Dataset excerpt
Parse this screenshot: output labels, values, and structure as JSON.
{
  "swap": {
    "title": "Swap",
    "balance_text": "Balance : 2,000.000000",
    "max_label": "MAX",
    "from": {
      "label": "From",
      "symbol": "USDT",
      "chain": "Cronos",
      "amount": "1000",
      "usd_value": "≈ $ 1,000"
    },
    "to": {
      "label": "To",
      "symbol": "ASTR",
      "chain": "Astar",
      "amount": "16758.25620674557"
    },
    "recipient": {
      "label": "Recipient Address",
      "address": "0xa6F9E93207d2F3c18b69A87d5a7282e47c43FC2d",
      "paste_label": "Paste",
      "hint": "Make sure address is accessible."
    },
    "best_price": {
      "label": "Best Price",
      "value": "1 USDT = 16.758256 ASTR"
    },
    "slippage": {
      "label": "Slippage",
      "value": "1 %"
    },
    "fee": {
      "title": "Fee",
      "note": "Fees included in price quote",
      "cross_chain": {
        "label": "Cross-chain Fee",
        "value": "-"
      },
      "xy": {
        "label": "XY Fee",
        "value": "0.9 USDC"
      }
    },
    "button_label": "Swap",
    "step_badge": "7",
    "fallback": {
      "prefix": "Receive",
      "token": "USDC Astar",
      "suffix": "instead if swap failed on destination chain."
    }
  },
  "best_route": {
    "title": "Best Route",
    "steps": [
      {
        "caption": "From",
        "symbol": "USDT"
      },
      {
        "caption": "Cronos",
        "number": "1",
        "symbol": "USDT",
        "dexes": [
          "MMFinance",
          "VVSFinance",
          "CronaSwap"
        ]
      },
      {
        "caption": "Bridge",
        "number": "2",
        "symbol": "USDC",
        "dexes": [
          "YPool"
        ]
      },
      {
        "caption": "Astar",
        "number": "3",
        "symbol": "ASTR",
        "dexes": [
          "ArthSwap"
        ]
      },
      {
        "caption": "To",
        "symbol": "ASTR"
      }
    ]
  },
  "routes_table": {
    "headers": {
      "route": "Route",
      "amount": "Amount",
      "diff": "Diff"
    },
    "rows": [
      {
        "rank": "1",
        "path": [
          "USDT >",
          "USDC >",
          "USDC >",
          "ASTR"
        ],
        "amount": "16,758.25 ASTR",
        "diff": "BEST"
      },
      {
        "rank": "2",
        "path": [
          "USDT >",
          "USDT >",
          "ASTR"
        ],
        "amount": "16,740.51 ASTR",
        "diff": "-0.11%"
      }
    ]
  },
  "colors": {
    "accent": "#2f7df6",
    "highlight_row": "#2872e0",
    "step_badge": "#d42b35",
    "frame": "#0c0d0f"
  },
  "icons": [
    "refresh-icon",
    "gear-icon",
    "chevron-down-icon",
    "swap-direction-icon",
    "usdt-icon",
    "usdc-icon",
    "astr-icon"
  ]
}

What you will do:
Reproduce each line of the entries in which the word "caption" is found.

Problem solution:
        "caption": "From",
        "caption": "Cronos",
        "caption": "Bridge",
        "caption": "Astar",
        "caption": "To",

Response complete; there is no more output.